GIVEN DATA:
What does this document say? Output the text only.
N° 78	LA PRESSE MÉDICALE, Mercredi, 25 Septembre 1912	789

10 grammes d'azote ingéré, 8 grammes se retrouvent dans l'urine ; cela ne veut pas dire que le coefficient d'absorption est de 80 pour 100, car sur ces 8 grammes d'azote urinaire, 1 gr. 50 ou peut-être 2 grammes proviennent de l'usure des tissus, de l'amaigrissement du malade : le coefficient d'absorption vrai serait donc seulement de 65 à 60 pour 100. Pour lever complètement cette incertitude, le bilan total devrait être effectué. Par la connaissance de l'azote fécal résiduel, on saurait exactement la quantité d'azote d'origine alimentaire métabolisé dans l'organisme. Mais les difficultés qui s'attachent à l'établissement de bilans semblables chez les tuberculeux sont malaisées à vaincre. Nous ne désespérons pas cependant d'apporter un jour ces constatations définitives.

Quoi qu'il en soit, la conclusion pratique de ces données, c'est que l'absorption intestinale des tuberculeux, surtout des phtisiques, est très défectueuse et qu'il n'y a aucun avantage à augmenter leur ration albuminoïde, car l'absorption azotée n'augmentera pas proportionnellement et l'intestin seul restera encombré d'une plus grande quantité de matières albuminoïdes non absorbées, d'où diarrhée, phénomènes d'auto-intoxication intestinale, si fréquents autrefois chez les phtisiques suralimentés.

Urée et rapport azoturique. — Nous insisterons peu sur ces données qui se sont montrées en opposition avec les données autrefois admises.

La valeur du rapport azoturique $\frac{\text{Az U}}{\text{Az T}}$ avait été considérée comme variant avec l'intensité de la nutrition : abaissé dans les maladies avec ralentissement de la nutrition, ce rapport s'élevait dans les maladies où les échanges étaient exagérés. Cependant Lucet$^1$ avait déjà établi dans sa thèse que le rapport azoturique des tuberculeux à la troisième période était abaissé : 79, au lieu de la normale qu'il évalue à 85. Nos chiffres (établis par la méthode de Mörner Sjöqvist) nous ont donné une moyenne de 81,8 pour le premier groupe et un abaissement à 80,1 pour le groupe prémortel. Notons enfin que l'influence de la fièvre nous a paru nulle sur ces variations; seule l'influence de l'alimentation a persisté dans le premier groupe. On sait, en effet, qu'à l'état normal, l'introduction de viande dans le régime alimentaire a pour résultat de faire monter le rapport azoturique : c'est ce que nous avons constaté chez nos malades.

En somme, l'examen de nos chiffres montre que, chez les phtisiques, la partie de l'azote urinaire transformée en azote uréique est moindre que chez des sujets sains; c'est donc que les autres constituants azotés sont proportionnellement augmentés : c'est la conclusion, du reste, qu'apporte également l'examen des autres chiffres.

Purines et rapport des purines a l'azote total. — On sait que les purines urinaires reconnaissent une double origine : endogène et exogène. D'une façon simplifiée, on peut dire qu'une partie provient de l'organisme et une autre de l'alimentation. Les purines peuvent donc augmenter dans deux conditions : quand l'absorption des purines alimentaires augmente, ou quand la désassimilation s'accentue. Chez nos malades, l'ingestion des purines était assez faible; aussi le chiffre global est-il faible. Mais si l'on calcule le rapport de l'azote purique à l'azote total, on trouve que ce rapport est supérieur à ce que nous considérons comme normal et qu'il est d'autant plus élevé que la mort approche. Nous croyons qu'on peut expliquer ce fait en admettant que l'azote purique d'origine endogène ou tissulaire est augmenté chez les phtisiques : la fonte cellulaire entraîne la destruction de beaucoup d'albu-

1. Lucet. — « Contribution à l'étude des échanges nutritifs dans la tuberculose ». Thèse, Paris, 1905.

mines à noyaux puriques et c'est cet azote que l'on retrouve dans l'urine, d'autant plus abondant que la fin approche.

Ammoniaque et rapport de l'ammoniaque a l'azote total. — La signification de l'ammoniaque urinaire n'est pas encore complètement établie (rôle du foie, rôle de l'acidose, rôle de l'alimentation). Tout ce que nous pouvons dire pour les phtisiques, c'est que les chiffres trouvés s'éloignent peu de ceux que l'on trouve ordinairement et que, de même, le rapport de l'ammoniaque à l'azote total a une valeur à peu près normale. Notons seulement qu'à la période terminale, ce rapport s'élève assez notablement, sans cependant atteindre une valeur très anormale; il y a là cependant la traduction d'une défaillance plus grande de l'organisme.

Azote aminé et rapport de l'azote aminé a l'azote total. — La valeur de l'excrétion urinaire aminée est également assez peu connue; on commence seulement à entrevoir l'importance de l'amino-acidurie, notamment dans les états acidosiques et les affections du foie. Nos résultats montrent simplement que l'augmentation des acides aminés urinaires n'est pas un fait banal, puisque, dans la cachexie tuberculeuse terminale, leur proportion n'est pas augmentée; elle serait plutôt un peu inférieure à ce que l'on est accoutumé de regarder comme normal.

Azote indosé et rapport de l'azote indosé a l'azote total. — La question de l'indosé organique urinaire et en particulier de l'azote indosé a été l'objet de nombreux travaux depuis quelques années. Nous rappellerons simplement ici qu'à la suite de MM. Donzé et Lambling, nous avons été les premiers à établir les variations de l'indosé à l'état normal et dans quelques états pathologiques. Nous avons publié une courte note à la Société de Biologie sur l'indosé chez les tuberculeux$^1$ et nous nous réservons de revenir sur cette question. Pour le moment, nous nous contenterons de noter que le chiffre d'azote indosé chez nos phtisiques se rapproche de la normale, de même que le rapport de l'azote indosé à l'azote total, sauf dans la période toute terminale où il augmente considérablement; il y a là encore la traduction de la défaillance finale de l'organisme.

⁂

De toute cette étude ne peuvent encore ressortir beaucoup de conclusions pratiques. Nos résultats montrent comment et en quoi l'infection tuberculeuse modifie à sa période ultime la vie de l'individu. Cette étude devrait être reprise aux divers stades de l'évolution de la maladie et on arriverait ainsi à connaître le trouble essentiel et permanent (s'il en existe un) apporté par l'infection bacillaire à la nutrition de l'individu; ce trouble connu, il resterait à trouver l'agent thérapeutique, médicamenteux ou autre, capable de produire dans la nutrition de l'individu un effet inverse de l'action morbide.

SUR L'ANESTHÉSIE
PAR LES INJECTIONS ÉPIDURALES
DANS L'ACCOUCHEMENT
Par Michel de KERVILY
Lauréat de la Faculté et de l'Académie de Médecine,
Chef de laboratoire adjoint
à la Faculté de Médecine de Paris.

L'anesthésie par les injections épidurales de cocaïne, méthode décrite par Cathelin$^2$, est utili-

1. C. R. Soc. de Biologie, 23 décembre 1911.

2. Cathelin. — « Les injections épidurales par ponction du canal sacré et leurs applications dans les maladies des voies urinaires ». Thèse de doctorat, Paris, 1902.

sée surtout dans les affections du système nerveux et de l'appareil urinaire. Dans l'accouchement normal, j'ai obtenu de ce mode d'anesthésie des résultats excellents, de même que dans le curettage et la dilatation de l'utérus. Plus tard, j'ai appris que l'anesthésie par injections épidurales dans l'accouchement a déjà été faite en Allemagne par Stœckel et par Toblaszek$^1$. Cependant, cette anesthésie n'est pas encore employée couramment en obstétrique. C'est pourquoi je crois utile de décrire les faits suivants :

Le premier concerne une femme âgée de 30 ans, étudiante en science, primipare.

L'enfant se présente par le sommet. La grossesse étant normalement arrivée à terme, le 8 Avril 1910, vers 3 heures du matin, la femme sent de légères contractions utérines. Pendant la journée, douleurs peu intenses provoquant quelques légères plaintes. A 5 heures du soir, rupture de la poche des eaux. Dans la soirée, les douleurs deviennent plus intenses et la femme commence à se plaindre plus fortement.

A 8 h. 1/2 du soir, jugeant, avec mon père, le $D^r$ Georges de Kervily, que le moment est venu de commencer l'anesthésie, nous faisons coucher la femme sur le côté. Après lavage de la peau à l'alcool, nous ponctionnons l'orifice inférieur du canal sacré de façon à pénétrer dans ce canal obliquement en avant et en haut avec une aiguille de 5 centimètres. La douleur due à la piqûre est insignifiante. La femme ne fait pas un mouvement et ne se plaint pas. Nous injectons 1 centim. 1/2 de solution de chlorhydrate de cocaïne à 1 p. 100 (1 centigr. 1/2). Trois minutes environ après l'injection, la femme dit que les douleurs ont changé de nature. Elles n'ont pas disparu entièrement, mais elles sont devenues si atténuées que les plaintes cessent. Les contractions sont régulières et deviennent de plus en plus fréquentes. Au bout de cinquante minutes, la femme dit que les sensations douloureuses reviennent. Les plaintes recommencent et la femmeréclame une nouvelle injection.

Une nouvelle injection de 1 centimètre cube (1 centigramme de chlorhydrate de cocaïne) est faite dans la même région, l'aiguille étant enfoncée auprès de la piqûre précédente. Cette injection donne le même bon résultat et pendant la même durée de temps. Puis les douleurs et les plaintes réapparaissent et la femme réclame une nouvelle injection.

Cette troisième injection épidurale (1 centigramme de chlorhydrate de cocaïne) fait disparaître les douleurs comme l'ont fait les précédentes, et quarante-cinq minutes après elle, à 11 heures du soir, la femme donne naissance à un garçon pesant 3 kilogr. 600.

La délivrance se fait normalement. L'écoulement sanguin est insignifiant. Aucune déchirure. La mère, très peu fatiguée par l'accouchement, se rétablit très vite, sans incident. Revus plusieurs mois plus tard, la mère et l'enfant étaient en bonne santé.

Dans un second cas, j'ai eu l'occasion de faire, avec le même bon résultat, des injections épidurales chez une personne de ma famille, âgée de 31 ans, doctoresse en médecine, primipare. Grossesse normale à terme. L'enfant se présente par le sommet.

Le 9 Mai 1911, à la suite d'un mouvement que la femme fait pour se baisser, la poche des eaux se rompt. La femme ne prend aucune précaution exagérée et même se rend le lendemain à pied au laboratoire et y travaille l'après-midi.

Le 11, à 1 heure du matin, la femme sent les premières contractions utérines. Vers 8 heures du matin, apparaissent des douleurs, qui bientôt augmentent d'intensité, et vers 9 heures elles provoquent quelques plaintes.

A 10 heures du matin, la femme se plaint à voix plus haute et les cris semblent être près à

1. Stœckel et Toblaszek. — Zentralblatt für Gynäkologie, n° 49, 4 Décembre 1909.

GIVEN REQUEST: Check each line of the data above for the string "proportionnellement", then report how many lines have it, with no other words.

CORRECT RESPONSE: 2